▶ _OBJECTIVE_:
Leave out the pictures and copy everything else below exactly.

▶ _MATERIAL_:

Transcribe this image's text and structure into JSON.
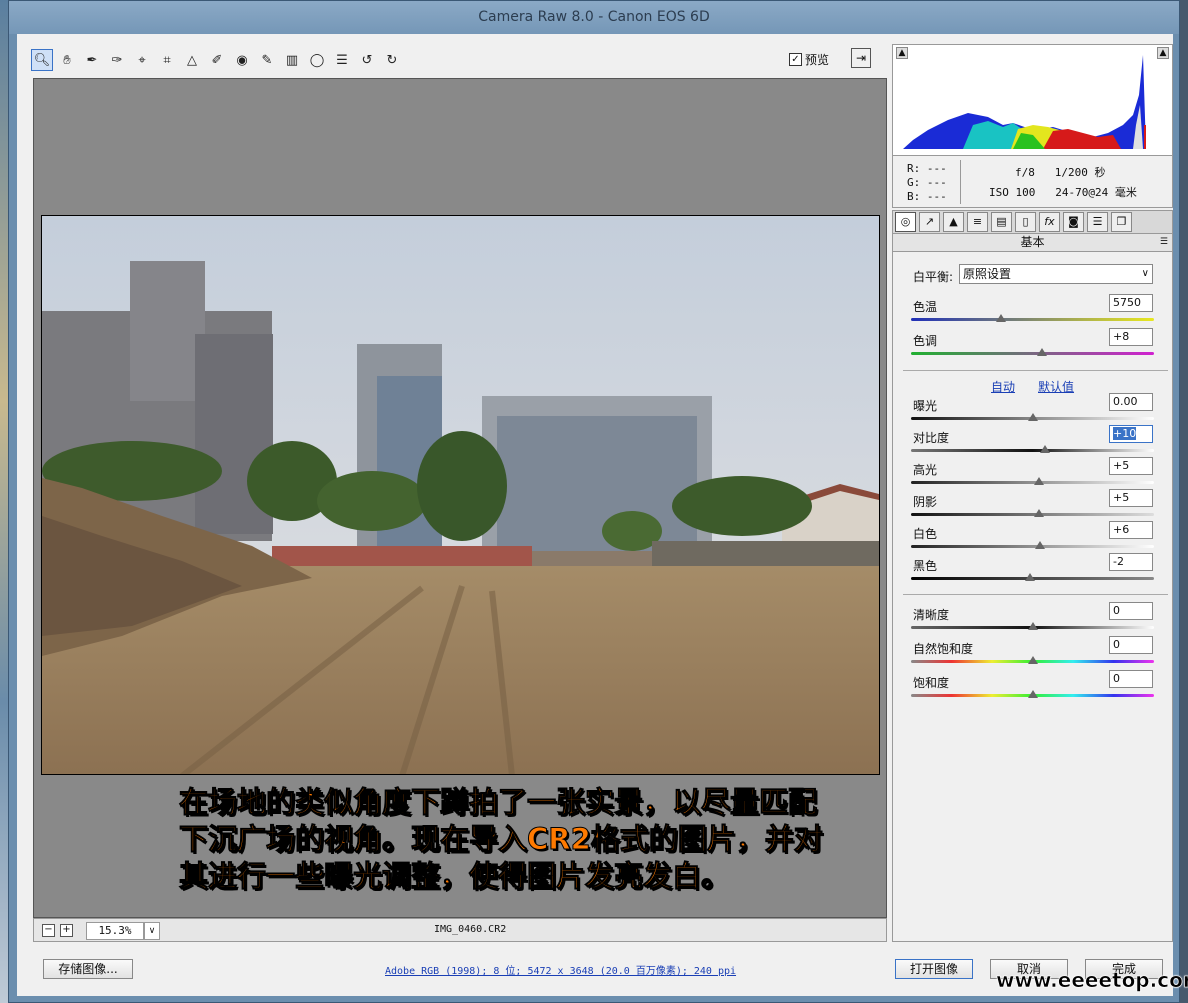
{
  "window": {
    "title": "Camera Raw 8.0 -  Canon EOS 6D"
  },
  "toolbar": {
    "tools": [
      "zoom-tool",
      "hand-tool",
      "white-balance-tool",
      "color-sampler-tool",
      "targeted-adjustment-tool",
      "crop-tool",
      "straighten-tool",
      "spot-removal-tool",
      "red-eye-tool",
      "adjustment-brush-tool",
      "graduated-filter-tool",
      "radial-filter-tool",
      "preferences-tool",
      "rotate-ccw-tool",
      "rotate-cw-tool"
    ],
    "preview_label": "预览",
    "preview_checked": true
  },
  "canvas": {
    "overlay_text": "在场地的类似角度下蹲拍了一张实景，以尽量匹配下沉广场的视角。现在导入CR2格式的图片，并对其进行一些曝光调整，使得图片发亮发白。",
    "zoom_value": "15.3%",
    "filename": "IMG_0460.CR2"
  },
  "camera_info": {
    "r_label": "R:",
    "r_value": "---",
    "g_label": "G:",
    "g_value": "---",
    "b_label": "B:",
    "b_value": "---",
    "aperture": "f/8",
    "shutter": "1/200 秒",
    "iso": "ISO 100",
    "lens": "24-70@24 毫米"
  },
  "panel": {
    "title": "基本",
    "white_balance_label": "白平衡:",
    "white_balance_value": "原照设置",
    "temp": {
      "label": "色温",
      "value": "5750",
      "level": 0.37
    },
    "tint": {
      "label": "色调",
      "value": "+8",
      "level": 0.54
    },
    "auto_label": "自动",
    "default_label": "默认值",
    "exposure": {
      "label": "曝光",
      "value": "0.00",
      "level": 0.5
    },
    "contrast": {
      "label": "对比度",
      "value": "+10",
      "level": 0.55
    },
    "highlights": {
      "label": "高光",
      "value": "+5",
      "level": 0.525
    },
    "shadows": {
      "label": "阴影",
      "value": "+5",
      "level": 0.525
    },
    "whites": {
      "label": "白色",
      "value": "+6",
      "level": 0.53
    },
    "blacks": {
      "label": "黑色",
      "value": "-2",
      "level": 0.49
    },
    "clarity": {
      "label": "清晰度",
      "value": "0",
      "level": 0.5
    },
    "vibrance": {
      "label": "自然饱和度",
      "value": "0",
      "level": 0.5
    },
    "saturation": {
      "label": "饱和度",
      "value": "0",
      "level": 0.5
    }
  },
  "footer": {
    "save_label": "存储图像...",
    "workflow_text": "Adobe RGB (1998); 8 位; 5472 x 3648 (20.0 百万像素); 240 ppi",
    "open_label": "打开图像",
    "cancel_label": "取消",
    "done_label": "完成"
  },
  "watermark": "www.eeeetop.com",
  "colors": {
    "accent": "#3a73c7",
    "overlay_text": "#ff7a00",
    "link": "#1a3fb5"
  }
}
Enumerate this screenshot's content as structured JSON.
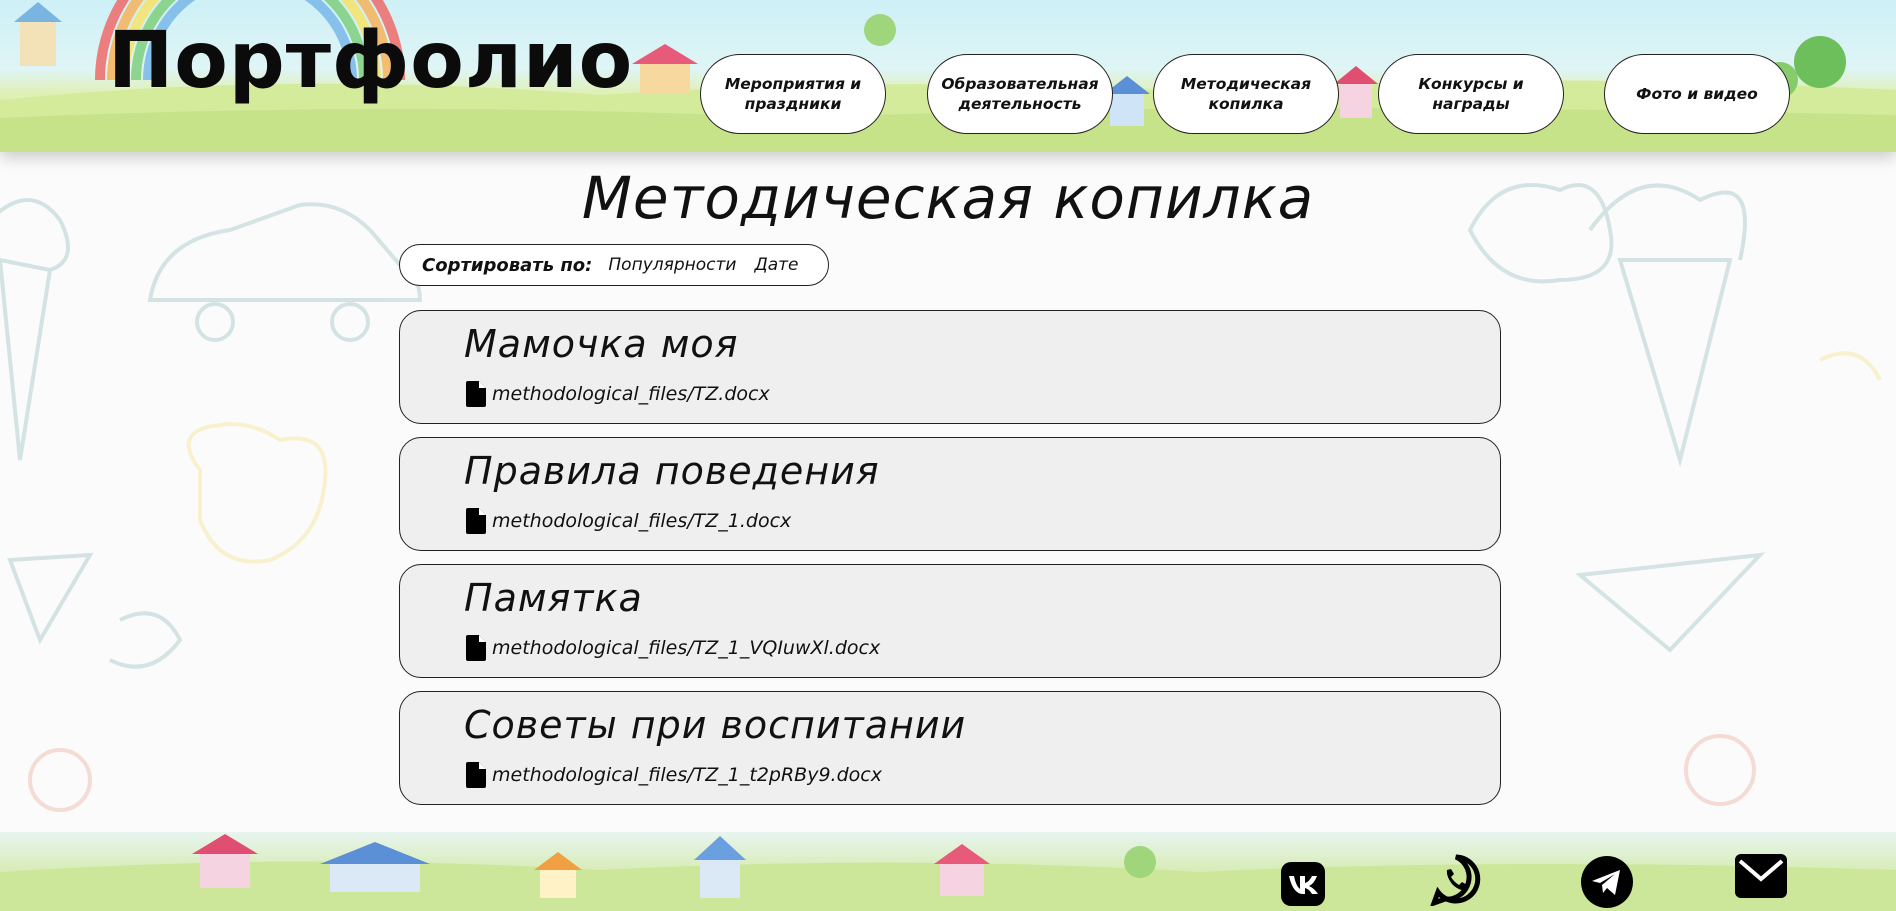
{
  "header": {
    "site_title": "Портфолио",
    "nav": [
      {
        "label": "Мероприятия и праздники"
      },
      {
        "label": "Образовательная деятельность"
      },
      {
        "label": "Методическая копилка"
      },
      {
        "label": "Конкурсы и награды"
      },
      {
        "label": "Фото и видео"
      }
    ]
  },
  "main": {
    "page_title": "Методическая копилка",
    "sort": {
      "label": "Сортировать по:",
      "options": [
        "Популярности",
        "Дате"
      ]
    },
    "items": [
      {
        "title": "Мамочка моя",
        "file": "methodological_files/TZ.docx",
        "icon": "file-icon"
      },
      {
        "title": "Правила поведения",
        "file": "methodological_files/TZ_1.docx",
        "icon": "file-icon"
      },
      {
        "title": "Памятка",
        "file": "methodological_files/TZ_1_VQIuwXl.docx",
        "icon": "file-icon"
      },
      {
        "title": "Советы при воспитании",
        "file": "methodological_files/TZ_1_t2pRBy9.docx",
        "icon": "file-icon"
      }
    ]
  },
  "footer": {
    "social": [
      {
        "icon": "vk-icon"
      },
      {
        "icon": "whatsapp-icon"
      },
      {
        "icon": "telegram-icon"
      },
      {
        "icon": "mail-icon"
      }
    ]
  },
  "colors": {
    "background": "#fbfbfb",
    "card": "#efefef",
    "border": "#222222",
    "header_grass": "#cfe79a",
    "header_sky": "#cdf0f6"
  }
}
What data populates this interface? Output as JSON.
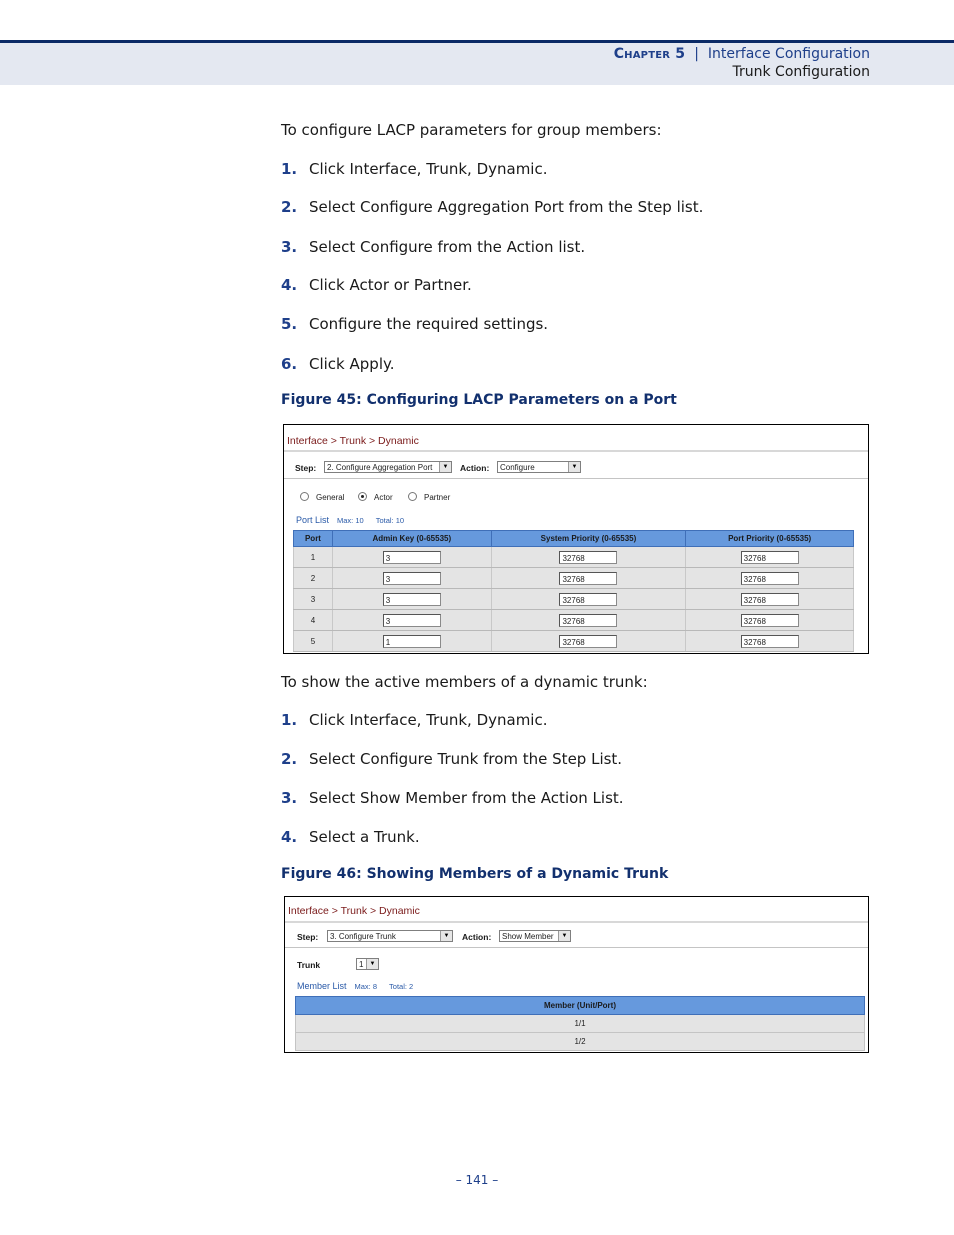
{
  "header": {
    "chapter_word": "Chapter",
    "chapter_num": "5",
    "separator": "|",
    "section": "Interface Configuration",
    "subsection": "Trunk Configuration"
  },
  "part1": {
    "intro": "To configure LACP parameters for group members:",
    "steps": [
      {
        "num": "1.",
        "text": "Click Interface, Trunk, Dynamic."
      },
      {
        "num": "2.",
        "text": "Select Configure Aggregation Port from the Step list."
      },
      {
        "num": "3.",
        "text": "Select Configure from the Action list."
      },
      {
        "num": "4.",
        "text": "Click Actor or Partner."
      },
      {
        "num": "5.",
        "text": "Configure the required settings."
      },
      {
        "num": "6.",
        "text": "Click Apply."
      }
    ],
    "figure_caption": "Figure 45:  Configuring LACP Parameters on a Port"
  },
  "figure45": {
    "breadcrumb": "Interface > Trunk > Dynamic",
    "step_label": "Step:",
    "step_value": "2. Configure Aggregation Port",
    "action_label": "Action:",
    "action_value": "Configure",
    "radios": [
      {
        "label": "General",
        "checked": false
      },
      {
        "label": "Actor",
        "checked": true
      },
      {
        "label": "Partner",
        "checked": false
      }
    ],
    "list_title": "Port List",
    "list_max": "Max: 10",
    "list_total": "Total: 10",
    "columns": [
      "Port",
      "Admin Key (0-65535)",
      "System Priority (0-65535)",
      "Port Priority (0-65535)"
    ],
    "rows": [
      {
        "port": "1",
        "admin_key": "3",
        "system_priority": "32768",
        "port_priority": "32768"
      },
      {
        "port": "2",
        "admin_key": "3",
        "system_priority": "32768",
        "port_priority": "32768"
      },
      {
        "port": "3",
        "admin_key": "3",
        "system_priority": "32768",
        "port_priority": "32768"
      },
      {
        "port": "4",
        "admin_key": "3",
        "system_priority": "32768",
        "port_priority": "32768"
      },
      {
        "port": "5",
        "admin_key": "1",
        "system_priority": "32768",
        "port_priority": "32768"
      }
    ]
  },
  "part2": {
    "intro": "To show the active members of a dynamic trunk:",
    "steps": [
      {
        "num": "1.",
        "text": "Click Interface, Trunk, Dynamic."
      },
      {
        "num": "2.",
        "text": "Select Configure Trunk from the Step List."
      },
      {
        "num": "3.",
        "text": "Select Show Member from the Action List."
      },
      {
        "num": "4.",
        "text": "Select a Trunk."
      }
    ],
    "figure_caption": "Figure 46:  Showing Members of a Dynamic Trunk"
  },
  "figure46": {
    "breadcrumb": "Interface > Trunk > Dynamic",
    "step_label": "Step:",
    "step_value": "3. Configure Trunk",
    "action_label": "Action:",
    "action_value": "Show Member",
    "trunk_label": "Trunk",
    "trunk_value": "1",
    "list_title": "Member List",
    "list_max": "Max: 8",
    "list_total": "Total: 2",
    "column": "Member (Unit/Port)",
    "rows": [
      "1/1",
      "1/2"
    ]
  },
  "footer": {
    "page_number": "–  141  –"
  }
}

▶ _RESPONSE TO THIS TASK_:
Transcribe this image's text and structure into JSON.
{
  "window": {
    "title": "Camera Raw 8.0 -  Canon EOS 6D"
  },
  "toolbar": {
    "tools": [
      "zoom-tool",
      "hand-tool",
      "white-balance-tool",
      "color-sampler-tool",
      "targeted-adjustment-tool",
      "crop-tool",
      "straighten-tool",
      "spot-removal-tool",
      "red-eye-tool",
      "adjustment-brush-tool",
      "graduated-filter-tool",
      "radial-filter-tool",
      "preferences-tool",
      "rotate-ccw-tool",
      "rotate-cw-tool"
    ],
    "preview_label": "预览",
    "preview_checked": true
  },
  "canvas": {
    "overlay_text": "在场地的类似角度下蹲拍了一张实景，以尽量匹配下沉广场的视角。现在导入CR2格式的图片，并对其进行一些曝光调整，使得图片发亮发白。",
    "zoom_value": "15.3%",
    "filename": "IMG_0460.CR2"
  },
  "camera_info": {
    "r_label": "R:",
    "r_value": "---",
    "g_label": "G:",
    "g_value": "---",
    "b_label": "B:",
    "b_value": "---",
    "aperture": "f/8",
    "shutter": "1/200 秒",
    "iso": "ISO 100",
    "lens": "24-70@24 毫米"
  },
  "panel": {
    "title": "基本",
    "white_balance_label": "白平衡:",
    "white_balance_value": "原照设置",
    "temp": {
      "label": "色温",
      "value": "5750",
      "level": 0.37
    },
    "tint": {
      "label": "色调",
      "value": "+8",
      "level": 0.54
    },
    "auto_label": "自动",
    "default_label": "默认值",
    "exposure": {
      "label": "曝光",
      "value": "0.00",
      "level": 0.5
    },
    "contrast": {
      "label": "对比度",
      "value": "+10",
      "level": 0.55
    },
    "highlights": {
      "label": "高光",
      "value": "+5",
      "level": 0.525
    },
    "shadows": {
      "label": "阴影",
      "value": "+5",
      "level": 0.525
    },
    "whites": {
      "label": "白色",
      "value": "+6",
      "level": 0.53
    },
    "blacks": {
      "label": "黑色",
      "value": "-2",
      "level": 0.49
    },
    "clarity": {
      "label": "清晰度",
      "value": "0",
      "level": 0.5
    },
    "vibrance": {
      "label": "自然饱和度",
      "value": "0",
      "level": 0.5
    },
    "saturation": {
      "label": "饱和度",
      "value": "0",
      "level": 0.5
    }
  },
  "footer": {
    "save_label": "存储图像...",
    "workflow_text": "Adobe RGB (1998); 8 位; 5472 x 3648 (20.0 百万像素); 240 ppi",
    "open_label": "打开图像",
    "cancel_label": "取消",
    "done_label": "完成"
  },
  "watermark": "www.eeeetop.com",
  "colors": {
    "accent": "#3a73c7",
    "overlay_text": "#ff7a00",
    "link": "#1a3fb5"
  }
}
Enumerate this screenshot's content as structured JSON.
{
  "header": {
    "site_title": "Портфолио",
    "nav": [
      {
        "label": "Мероприятия и праздники"
      },
      {
        "label": "Образовательная деятельность"
      },
      {
        "label": "Методическая копилка"
      },
      {
        "label": "Конкурсы и награды"
      },
      {
        "label": "Фото и видео"
      }
    ]
  },
  "main": {
    "page_title": "Методическая копилка",
    "sort": {
      "label": "Сортировать по:",
      "options": [
        "Популярности",
        "Дате"
      ]
    },
    "items": [
      {
        "title": "Мамочка моя",
        "file": "methodological_files/TZ.docx",
        "icon": "file-icon"
      },
      {
        "title": "Правила поведения",
        "file": "methodological_files/TZ_1.docx",
        "icon": "file-icon"
      },
      {
        "title": "Памятка",
        "file": "methodological_files/TZ_1_VQIuwXl.docx",
        "icon": "file-icon"
      },
      {
        "title": "Советы при воспитании",
        "file": "methodological_files/TZ_1_t2pRBy9.docx",
        "icon": "file-icon"
      }
    ]
  },
  "footer": {
    "social": [
      {
        "icon": "vk-icon"
      },
      {
        "icon": "whatsapp-icon"
      },
      {
        "icon": "telegram-icon"
      },
      {
        "icon": "mail-icon"
      }
    ]
  },
  "colors": {
    "background": "#fbfbfb",
    "card": "#efefef",
    "border": "#222222",
    "header_grass": "#cfe79a",
    "header_sky": "#cdf0f6"
  }
}
What data populates this interface? Output as JSON.
{
  "header": {
    "chapter_word": "Chapter",
    "chapter_num": "5",
    "separator": "|",
    "section": "Interface Configuration",
    "subsection": "Trunk Configuration"
  },
  "part1": {
    "intro": "To configure LACP parameters for group members:",
    "steps": [
      {
        "num": "1.",
        "text": "Click Interface, Trunk, Dynamic."
      },
      {
        "num": "2.",
        "text": "Select Configure Aggregation Port from the Step list."
      },
      {
        "num": "3.",
        "text": "Select Configure from the Action list."
      },
      {
        "num": "4.",
        "text": "Click Actor or Partner."
      },
      {
        "num": "5.",
        "text": "Configure the required settings."
      },
      {
        "num": "6.",
        "text": "Click Apply."
      }
    ],
    "figure_caption": "Figure 45:  Configuring LACP Parameters on a Port"
  },
  "figure45": {
    "breadcrumb": "Interface > Trunk > Dynamic",
    "step_label": "Step:",
    "step_value": "2. Configure Aggregation Port",
    "action_label": "Action:",
    "action_value": "Configure",
    "radios": [
      {
        "label": "General",
        "checked": false
      },
      {
        "label": "Actor",
        "checked": true
      },
      {
        "label": "Partner",
        "checked": false
      }
    ],
    "list_title": "Port List",
    "list_max": "Max: 10",
    "list_total": "Total: 10",
    "columns": [
      "Port",
      "Admin Key (0-65535)",
      "System Priority (0-65535)",
      "Port Priority (0-65535)"
    ],
    "rows": [
      {
        "port": "1",
        "admin_key": "3",
        "system_priority": "32768",
        "port_priority": "32768"
      },
      {
        "port": "2",
        "admin_key": "3",
        "system_priority": "32768",
        "port_priority": "32768"
      },
      {
        "port": "3",
        "admin_key": "3",
        "system_priority": "32768",
        "port_priority": "32768"
      },
      {
        "port": "4",
        "admin_key": "3",
        "system_priority": "32768",
        "port_priority": "32768"
      },
      {
        "port": "5",
        "admin_key": "1",
        "system_priority": "32768",
        "port_priority": "32768"
      }
    ]
  },
  "part2": {
    "intro": "To show the active members of a dynamic trunk:",
    "steps": [
      {
        "num": "1.",
        "text": "Click Interface, Trunk, Dynamic."
      },
      {
        "num": "2.",
        "text": "Select Configure Trunk from the Step List."
      },
      {
        "num": "3.",
        "text": "Select Show Member from the Action List."
      },
      {
        "num": "4.",
        "text": "Select a Trunk."
      }
    ],
    "figure_caption": "Figure 46:  Showing Members of a Dynamic Trunk"
  },
  "figure46": {
    "breadcrumb": "Interface > Trunk > Dynamic",
    "step_label": "Step:",
    "step_value": "3. Configure Trunk",
    "action_label": "Action:",
    "action_value": "Show Member",
    "trunk_label": "Trunk",
    "trunk_value": "1",
    "list_title": "Member List",
    "list_max": "Max: 8",
    "list_total": "Total: 2",
    "column": "Member (Unit/Port)",
    "rows": [
      "1/1",
      "1/2"
    ]
  },
  "footer": {
    "page_number": "–  141  –"
  }
}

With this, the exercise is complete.